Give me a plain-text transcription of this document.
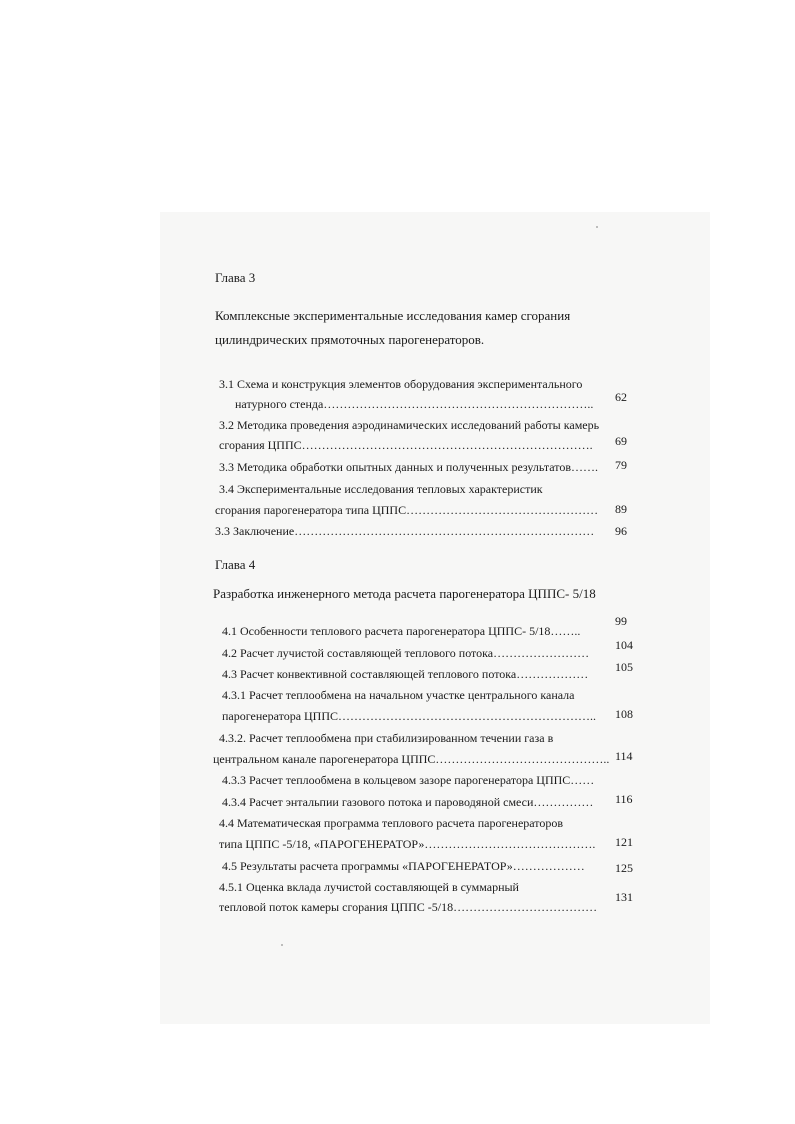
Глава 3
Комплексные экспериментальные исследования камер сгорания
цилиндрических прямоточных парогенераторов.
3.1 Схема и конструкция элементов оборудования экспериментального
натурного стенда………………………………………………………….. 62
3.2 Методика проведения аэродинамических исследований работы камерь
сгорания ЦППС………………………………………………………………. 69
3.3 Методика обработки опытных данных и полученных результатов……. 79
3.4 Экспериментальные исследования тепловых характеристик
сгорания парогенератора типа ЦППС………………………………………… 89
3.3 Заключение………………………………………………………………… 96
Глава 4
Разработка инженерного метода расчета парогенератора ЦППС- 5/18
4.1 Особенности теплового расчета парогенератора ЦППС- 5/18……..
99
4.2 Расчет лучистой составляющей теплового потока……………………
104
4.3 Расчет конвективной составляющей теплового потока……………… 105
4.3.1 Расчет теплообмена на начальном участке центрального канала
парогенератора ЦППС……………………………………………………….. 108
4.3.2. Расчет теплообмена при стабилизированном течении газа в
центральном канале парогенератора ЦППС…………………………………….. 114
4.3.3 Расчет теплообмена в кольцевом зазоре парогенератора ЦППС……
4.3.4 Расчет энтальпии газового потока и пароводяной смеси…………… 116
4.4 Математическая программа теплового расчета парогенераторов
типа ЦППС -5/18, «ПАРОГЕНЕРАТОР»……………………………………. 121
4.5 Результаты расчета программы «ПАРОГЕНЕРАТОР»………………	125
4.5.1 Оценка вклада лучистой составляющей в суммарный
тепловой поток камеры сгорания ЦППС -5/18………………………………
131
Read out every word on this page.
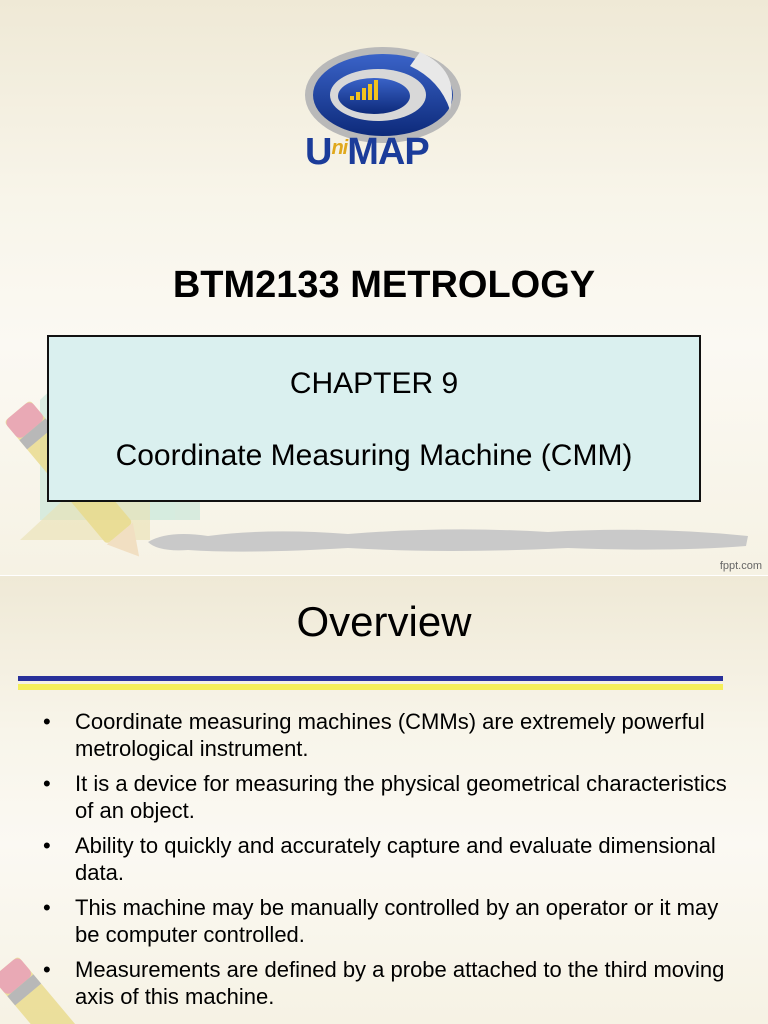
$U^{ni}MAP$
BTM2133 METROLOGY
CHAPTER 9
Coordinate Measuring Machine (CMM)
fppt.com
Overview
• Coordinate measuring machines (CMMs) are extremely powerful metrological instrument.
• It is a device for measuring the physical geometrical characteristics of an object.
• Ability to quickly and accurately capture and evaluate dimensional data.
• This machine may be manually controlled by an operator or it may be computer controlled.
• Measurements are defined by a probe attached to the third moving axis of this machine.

======

**GIVEN TASK**
Output every entry exactly as given; pictures are not part of the copy.

**REPLY**
Give me a plain-text transcription of this document.
Глава 3
Комплексные экспериментальные исследования камер сгорания
цилиндрических прямоточных парогенераторов.
3.1 Схема и конструкция элементов оборудования экспериментального
натурного стенда………………………………………………………….. 62
3.2 Методика проведения аэродинамических исследований работы камерь
сгорания ЦППС………………………………………………………………. 69
3.3 Методика обработки опытных данных и полученных результатов……. 79
3.4 Экспериментальные исследования тепловых характеристик
сгорания парогенератора типа ЦППС………………………………………… 89
3.3 Заключение………………………………………………………………… 96
Глава 4
Разработка инженерного метода расчета парогенератора ЦППС- 5/18
4.1 Особенности теплового расчета парогенератора ЦППС- 5/18……..
99
4.2 Расчет лучистой составляющей теплового потока……………………
104
4.3 Расчет конвективной составляющей теплового потока……………… 105
4.3.1 Расчет теплообмена на начальном участке центрального канала
парогенератора ЦППС……………………………………………………….. 108
4.3.2. Расчет теплообмена при стабилизированном течении газа в
центральном канале парогенератора ЦППС…………………………………….. 114
4.3.3 Расчет теплообмена в кольцевом зазоре парогенератора ЦППС……
4.3.4 Расчет энтальпии газового потока и пароводяной смеси…………… 116
4.4 Математическая программа теплового расчета парогенераторов
типа ЦППС -5/18, «ПАРОГЕНЕРАТОР»……………………………………. 121
4.5 Результаты расчета программы «ПАРОГЕНЕРАТОР»………………	125
4.5.1 Оценка вклада лучистой составляющей в суммарный
тепловой поток камеры сгорания ЦППС -5/18………………………………
131
Read out every word on this page.
$U^{ni}MAP$
BTM2133 METROLOGY
CHAPTER 9
Coordinate Measuring Machine (CMM)
fppt.com
Overview
• Coordinate measuring machines (CMMs) are extremely powerful metrological instrument.
• It is a device for measuring the physical geometrical characteristics of an object.
• Ability to quickly and accurately capture and evaluate dimensional data.
• This machine may be manually controlled by an operator or it may be computer controlled.
• Measurements are defined by a probe attached to the third moving axis of this machine.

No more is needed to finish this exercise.